_DATA LINES_
● ● ● ● ●

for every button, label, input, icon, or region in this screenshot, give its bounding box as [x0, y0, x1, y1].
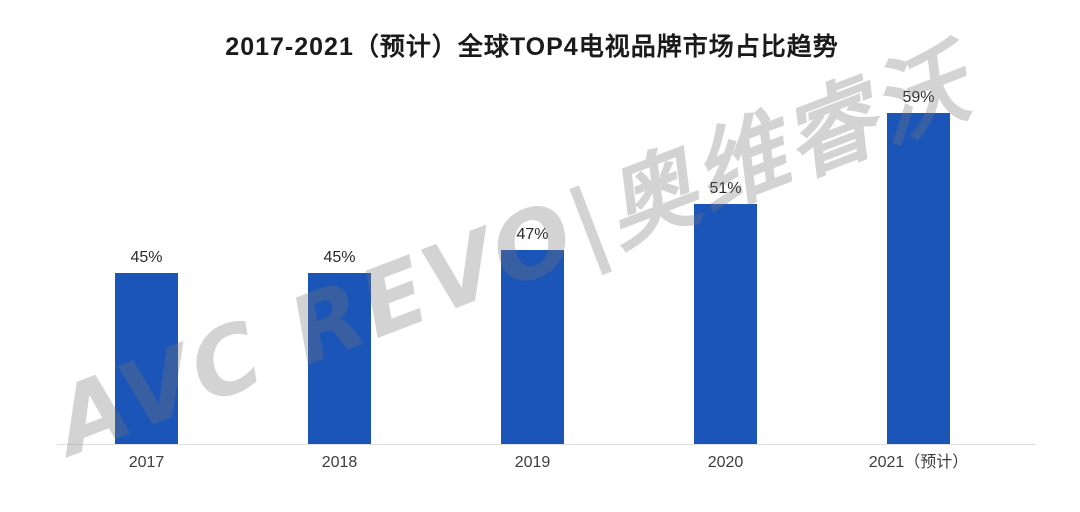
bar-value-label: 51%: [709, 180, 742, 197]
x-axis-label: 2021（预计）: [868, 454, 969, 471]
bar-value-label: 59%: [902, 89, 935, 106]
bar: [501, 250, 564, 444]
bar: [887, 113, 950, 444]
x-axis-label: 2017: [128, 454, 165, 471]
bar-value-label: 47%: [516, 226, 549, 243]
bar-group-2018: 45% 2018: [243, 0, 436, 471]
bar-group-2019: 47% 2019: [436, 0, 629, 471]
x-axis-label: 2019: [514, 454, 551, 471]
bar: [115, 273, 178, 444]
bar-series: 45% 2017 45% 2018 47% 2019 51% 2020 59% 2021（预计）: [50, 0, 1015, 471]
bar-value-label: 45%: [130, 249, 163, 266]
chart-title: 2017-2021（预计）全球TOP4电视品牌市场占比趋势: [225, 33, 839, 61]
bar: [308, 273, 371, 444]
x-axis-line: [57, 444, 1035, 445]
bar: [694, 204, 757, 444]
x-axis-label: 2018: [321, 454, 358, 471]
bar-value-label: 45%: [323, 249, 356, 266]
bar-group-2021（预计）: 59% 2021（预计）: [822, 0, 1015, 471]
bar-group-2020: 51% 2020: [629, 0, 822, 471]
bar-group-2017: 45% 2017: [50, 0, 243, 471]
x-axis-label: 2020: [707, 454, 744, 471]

● ● ● ● ●

_WHAT YOU NEED TO DO_
Copy out word for word every line of the items from the one containing "bar-value-label: 51%: [709, 180, 742, 197]" through the final line, including both.

_OUTPUT OF THE TASK_
bar-value-label: 51%: [709, 180, 742, 197]
x-axis-label: 2021（预计）: [868, 454, 969, 471]
bar-value-label: 59%: [902, 89, 935, 106]
bar: [501, 250, 564, 444]
bar: [887, 113, 950, 444]
x-axis-label: 2017: [128, 454, 165, 471]
bar-value-label: 47%: [516, 226, 549, 243]
bar-group-2018: 45% 2018: [243, 0, 436, 471]
bar-group-2019: 47% 2019: [436, 0, 629, 471]
x-axis-label: 2019: [514, 454, 551, 471]
bar: [115, 273, 178, 444]
bar-series: 45% 2017 45% 2018 47% 2019 51% 2020 59% 2021（预计）: [50, 0, 1015, 471]
bar-value-label: 45%: [130, 249, 163, 266]
chart-title: 2017-2021（预计）全球TOP4电视品牌市场占比趋势: [225, 33, 839, 61]
bar: [308, 273, 371, 444]
x-axis-line: [57, 444, 1035, 445]
bar: [694, 204, 757, 444]
x-axis-label: 2018: [321, 454, 358, 471]
bar-value-label: 45%: [323, 249, 356, 266]
bar-group-2021（预计）: 59% 2021（预计）: [822, 0, 1015, 471]
bar-group-2020: 51% 2020: [629, 0, 822, 471]
bar-group-2017: 45% 2017: [50, 0, 243, 471]
x-axis-label: 2020: [707, 454, 744, 471]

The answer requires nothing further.